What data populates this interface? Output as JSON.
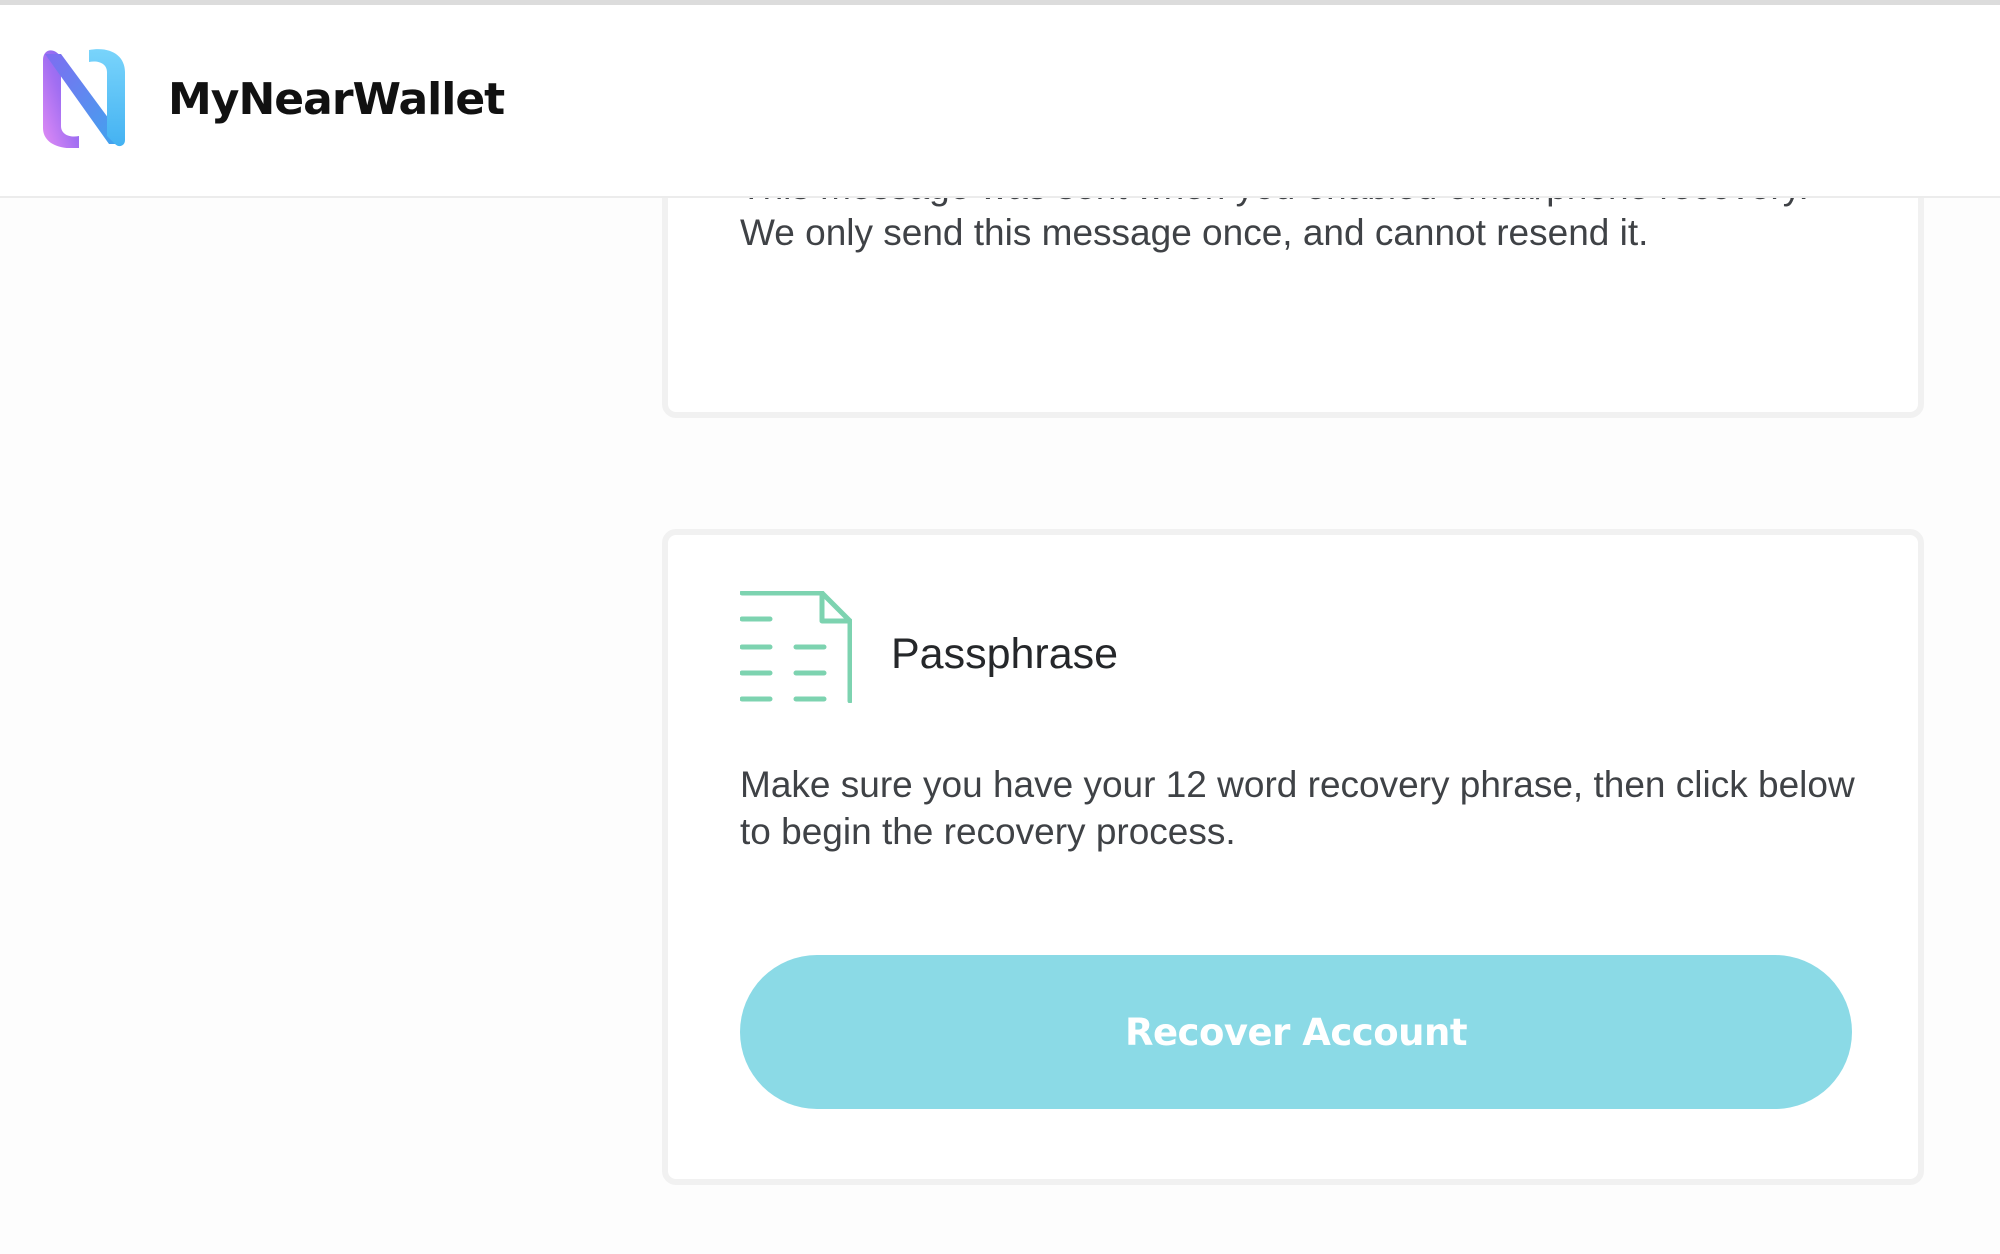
{
  "header": {
    "app_name": "MyNearWallet",
    "logo_icon": "mynearwallet-logo-icon"
  },
  "email_phone_card": {
    "description": "This message was sent when you enabled email/phone recovery. We only send this message once, and cannot resend it."
  },
  "passphrase_card": {
    "icon": "document-icon",
    "title": "Passphrase",
    "description": "Make sure you have your 12 word recovery phrase, then click below to begin the recovery process.",
    "button_label": "Recover Account"
  },
  "colors": {
    "button_bg": "#8bdae6",
    "icon_green": "#7dd3b0",
    "logo_gradient_start": "#c078f7",
    "logo_gradient_end": "#4fb6f3"
  }
}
..............................
● **Problem details**
Repeat all of the data above word for word, minus the pictures.

● **Written solution**
What data populates this interface? Output as JSON.
{
  "header": {
    "app_name": "MyNearWallet",
    "logo_icon": "mynearwallet-logo-icon"
  },
  "email_phone_card": {
    "description": "This message was sent when you enabled email/phone recovery. We only send this message once, and cannot resend it."
  },
  "passphrase_card": {
    "icon": "document-icon",
    "title": "Passphrase",
    "description": "Make sure you have your 12 word recovery phrase, then click below to begin the recovery process.",
    "button_label": "Recover Account"
  },
  "colors": {
    "button_bg": "#8bdae6",
    "icon_green": "#7dd3b0",
    "logo_gradient_start": "#c078f7",
    "logo_gradient_end": "#4fb6f3"
  }
}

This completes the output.